[Stored records]
'''

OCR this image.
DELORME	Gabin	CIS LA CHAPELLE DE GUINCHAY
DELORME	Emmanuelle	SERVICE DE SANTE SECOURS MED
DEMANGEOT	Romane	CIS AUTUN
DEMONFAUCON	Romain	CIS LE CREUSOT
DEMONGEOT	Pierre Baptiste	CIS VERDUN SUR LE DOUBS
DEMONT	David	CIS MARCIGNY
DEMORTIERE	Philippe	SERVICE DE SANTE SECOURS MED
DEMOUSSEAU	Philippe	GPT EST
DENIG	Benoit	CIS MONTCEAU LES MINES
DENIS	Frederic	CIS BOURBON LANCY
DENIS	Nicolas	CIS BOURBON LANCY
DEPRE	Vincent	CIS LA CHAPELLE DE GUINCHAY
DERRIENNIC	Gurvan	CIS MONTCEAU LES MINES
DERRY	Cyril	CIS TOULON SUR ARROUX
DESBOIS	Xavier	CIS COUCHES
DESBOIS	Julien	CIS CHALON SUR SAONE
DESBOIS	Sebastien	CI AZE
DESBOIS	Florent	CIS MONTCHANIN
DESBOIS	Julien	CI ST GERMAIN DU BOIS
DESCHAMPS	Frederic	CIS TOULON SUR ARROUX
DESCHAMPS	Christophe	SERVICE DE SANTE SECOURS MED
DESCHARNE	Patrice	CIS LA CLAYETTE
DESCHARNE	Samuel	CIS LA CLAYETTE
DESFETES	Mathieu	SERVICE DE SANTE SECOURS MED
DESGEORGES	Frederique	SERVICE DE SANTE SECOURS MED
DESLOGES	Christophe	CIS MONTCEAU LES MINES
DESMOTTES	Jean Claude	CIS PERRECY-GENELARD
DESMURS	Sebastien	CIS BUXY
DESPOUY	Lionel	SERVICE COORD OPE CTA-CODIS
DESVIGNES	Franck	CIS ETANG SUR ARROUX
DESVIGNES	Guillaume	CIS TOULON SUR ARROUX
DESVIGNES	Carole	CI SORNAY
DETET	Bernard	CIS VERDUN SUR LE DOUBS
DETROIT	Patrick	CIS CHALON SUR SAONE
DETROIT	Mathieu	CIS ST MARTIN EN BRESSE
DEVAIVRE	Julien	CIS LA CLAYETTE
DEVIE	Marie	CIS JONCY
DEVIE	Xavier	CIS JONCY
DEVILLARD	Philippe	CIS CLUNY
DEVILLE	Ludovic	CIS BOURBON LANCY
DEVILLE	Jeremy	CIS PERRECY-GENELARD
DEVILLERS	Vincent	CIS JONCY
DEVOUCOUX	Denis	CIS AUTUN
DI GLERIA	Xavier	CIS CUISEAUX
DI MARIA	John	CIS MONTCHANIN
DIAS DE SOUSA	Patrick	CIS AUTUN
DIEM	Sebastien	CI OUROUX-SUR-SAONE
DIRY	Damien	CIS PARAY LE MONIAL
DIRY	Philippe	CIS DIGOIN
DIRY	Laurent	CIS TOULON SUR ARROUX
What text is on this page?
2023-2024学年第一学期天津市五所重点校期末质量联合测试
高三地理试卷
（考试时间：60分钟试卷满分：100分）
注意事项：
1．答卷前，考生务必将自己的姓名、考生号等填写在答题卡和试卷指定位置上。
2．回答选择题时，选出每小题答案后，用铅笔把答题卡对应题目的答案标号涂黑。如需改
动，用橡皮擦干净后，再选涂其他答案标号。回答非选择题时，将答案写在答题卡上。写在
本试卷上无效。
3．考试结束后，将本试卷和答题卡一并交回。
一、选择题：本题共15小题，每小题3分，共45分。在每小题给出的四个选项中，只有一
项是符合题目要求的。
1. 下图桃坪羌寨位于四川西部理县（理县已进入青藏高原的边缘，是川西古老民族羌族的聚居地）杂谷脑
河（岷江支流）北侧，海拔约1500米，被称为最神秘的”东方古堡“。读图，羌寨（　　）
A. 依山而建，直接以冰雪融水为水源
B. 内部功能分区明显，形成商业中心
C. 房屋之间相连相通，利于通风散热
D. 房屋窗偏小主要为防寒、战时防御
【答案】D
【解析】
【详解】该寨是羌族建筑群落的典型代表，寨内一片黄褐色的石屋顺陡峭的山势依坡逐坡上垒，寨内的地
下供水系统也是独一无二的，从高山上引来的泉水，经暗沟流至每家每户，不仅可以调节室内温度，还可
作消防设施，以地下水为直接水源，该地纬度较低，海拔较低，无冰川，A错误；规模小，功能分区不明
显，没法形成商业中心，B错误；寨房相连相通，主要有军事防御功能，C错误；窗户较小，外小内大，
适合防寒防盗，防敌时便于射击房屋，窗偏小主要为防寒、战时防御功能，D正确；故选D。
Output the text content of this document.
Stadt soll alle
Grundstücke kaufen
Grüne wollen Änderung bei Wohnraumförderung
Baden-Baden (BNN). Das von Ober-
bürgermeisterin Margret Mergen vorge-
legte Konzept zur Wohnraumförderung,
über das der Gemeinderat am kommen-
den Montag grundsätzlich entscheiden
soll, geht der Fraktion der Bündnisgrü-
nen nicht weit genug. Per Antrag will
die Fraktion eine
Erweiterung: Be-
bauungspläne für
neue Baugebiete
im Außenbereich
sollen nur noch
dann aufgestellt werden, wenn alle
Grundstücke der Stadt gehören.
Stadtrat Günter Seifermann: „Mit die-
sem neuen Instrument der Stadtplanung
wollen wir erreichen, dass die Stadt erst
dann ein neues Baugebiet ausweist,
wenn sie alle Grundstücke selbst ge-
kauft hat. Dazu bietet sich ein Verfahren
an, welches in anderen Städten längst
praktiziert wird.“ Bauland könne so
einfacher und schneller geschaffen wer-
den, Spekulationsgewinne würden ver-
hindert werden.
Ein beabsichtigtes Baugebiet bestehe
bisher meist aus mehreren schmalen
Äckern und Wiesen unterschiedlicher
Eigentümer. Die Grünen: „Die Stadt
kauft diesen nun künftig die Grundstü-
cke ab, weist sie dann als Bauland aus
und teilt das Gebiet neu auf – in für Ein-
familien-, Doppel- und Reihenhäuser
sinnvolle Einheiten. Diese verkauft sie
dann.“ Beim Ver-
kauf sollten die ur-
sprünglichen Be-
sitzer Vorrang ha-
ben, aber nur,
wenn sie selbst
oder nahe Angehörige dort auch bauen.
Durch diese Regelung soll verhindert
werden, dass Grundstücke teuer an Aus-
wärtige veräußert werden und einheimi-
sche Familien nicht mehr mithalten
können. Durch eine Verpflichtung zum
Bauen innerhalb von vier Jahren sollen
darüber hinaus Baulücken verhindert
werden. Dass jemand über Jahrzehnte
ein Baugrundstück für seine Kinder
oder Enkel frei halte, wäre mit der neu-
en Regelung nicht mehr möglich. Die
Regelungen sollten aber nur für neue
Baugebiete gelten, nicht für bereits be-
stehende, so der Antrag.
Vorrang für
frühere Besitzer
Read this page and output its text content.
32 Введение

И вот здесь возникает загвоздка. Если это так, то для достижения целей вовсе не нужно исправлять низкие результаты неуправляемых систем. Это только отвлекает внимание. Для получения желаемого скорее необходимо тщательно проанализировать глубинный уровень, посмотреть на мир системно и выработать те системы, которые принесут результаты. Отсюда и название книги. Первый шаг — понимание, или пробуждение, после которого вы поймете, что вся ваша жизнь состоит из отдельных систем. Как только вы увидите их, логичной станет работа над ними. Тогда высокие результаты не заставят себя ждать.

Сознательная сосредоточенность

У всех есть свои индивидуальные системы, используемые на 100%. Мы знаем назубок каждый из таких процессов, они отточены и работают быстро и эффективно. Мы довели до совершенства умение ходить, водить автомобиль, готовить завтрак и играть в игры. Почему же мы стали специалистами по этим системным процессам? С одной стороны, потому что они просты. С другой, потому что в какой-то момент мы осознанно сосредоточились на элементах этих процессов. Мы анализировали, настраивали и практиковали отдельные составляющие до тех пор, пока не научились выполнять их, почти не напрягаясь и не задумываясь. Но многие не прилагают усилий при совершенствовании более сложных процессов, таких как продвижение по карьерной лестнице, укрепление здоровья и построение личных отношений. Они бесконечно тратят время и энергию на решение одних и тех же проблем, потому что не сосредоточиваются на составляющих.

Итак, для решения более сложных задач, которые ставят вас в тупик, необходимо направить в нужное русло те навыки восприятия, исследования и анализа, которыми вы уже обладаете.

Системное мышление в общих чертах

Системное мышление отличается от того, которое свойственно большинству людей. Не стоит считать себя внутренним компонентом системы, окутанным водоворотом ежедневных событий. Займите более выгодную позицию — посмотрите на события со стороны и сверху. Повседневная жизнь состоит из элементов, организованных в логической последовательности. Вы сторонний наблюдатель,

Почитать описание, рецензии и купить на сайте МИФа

'''

Stated goal - Check each line of the records above for the word "DETROIT", then give the number of lines that have it, with no other words.

Written reply - 2